═══ ENTRIES SHOWN

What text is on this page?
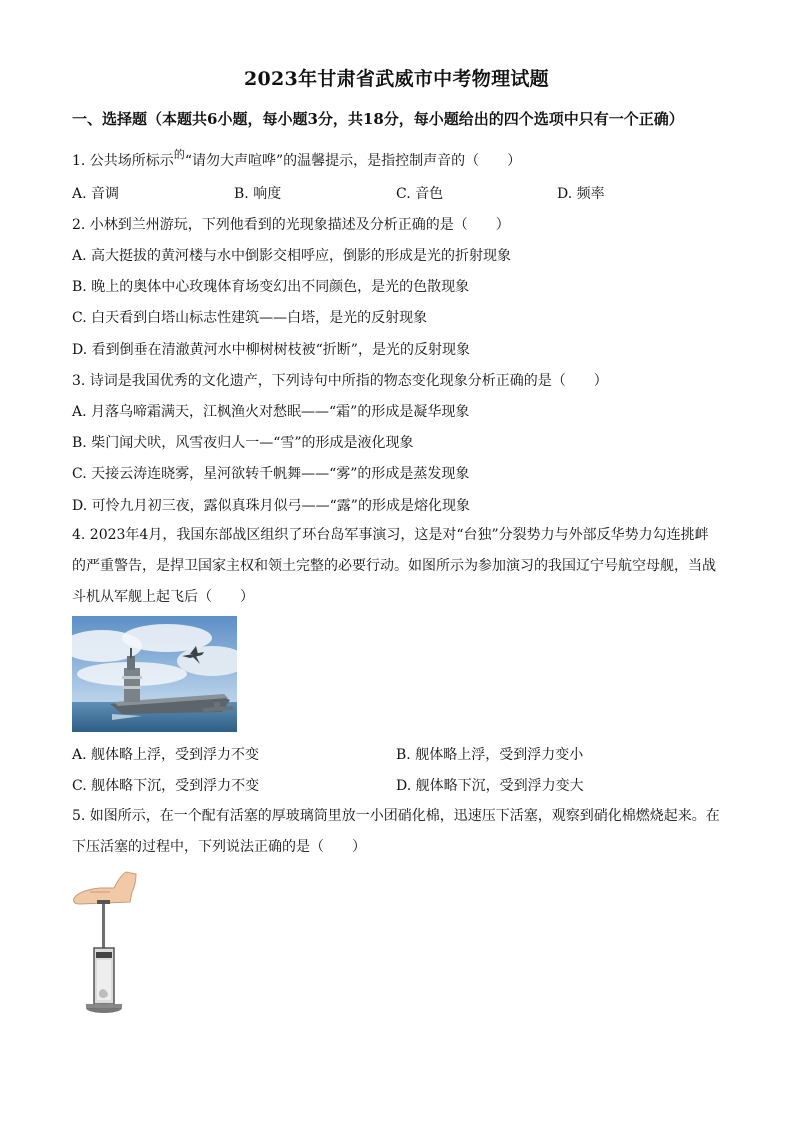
2023年甘肃省武威市中考物理试题
一、选择题（本题共6小题，每小题3分，共18分，每小题给出的四个选项中只有一个正确）
1. 公共场所标示$^的$“请勿大声喧哗”的温馨提示，是指控制声音的（　　）
A. 音调	B. 响度	C. 音色	D. 频率
2. 小林到兰州游玩，下列他看到的光现象描述及分析正确的是（　　）
A. 高大挺拔的黄河楼与水中倒影交相呼应，倒影的形成是光的折射现象
B. 晚上的奥体中心玫瑰体育场变幻出不同颜色，是光的色散现象
C. 白天看到白塔山标志性建筑——白塔，是光的反射现象
D. 看到倒垂在清澈黄河水中柳树树枝被“折断”，是光的反射现象
3. 诗词是我国优秀的文化遗产，下列诗句中所指的物态变化现象分析正确的是（　　）
A. 月落乌啼霜满天，江枫渔火对愁眠——“霜”的形成是凝华现象
B. 柴门闻犬吠，风雪夜归人一—“雪”的形成是液化现象
C. 天接云涛连晓雾，星河欲转千帆舞——“雾”的形成是蒸发现象
D. 可怜九月初三夜，露似真珠月似弓——“露”的形成是熔化现象
4. 2023年4月，我国东部战区组织了环台岛军事演习，这是对“台独”分裂势力与外部反华势力勾连挑衅的严重警告，是捍卫国家主权和领土完整的必要行动。如图所示为参加演习的我国辽宁号航空母舰，当战斗机从军舰上起飞后（　　）
A. 舰体略上浮，受到浮力不变	B. 舰体略上浮，受到浮力变小
C. 舰体略下沉，受到浮力不变	D. 舰体略下沉，受到浮力变大
5. 如图所示，在一个配有活塞的厚玻璃筒里放一小团硝化棉，迅速压下活塞，观察到硝化棉燃烧起来。在下压活塞的过程中，下列说法正确的是（　　）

══════

## WORK TO DO
Leaving aside the images, write out the entries above word for word.

## RESPONSE TO THE EXERCISE
What text is on this page?
2023年甘肃省武威市中考物理试题
一、选择题（本题共6小题，每小题3分，共18分，每小题给出的四个选项中只有一个正确）
1. 公共场所标示$^的$“请勿大声喧哗”的温馨提示，是指控制声音的（　　）
A. 音调	B. 响度	C. 音色	D. 频率
2. 小林到兰州游玩，下列他看到的光现象描述及分析正确的是（　　）
A. 高大挺拔的黄河楼与水中倒影交相呼应，倒影的形成是光的折射现象
B. 晚上的奥体中心玫瑰体育场变幻出不同颜色，是光的色散现象
C. 白天看到白塔山标志性建筑——白塔，是光的反射现象
D. 看到倒垂在清澈黄河水中柳树树枝被“折断”，是光的反射现象
3. 诗词是我国优秀的文化遗产，下列诗句中所指的物态变化现象分析正确的是（　　）
A. 月落乌啼霜满天，江枫渔火对愁眠——“霜”的形成是凝华现象
B. 柴门闻犬吠，风雪夜归人一—“雪”的形成是液化现象
C. 天接云涛连晓雾，星河欲转千帆舞——“雾”的形成是蒸发现象
D. 可怜九月初三夜，露似真珠月似弓——“露”的形成是熔化现象
4. 2023年4月，我国东部战区组织了环台岛军事演习，这是对“台独”分裂势力与外部反华势力勾连挑衅的严重警告，是捍卫国家主权和领土完整的必要行动。如图所示为参加演习的我国辽宁号航空母舰，当战斗机从军舰上起飞后（　　）
A. 舰体略上浮，受到浮力不变	B. 舰体略上浮，受到浮力变小
C. 舰体略下沉，受到浮力不变	D. 舰体略下沉，受到浮力变大
5. 如图所示，在一个配有活塞的厚玻璃筒里放一小团硝化棉，迅速压下活塞，观察到硝化棉燃烧起来。在下压活塞的过程中，下列说法正确的是（　　）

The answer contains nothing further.